* Exercise prompt: Go through the records underneath and count the lines that include the string "Growth". Give nothing but the number.

(Stored records)

+++++

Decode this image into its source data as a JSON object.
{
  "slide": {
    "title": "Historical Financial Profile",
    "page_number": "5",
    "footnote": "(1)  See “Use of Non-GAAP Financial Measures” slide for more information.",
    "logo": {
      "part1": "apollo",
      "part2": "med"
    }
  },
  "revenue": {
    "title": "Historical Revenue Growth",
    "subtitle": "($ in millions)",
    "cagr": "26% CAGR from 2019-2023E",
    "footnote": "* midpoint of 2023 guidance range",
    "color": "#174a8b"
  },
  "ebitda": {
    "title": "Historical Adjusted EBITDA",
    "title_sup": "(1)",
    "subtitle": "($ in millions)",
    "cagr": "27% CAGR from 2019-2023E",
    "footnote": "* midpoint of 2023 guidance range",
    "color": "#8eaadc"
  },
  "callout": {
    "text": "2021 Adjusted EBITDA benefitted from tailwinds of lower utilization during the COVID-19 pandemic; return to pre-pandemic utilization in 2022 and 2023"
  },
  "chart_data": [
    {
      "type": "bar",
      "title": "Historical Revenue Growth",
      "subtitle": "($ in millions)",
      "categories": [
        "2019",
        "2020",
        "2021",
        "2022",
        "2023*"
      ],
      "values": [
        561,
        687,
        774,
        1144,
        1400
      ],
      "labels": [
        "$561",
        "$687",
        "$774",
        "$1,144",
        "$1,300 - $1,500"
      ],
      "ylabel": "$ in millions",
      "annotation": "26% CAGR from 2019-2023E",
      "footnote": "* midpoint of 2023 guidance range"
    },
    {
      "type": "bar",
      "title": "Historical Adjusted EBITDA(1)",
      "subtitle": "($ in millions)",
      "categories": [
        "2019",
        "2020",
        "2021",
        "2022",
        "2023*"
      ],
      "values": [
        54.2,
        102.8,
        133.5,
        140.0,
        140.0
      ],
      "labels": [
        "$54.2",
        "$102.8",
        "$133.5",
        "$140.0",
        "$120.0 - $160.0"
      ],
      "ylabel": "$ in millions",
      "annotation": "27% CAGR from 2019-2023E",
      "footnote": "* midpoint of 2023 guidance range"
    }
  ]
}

+++++

* Expected answer: 2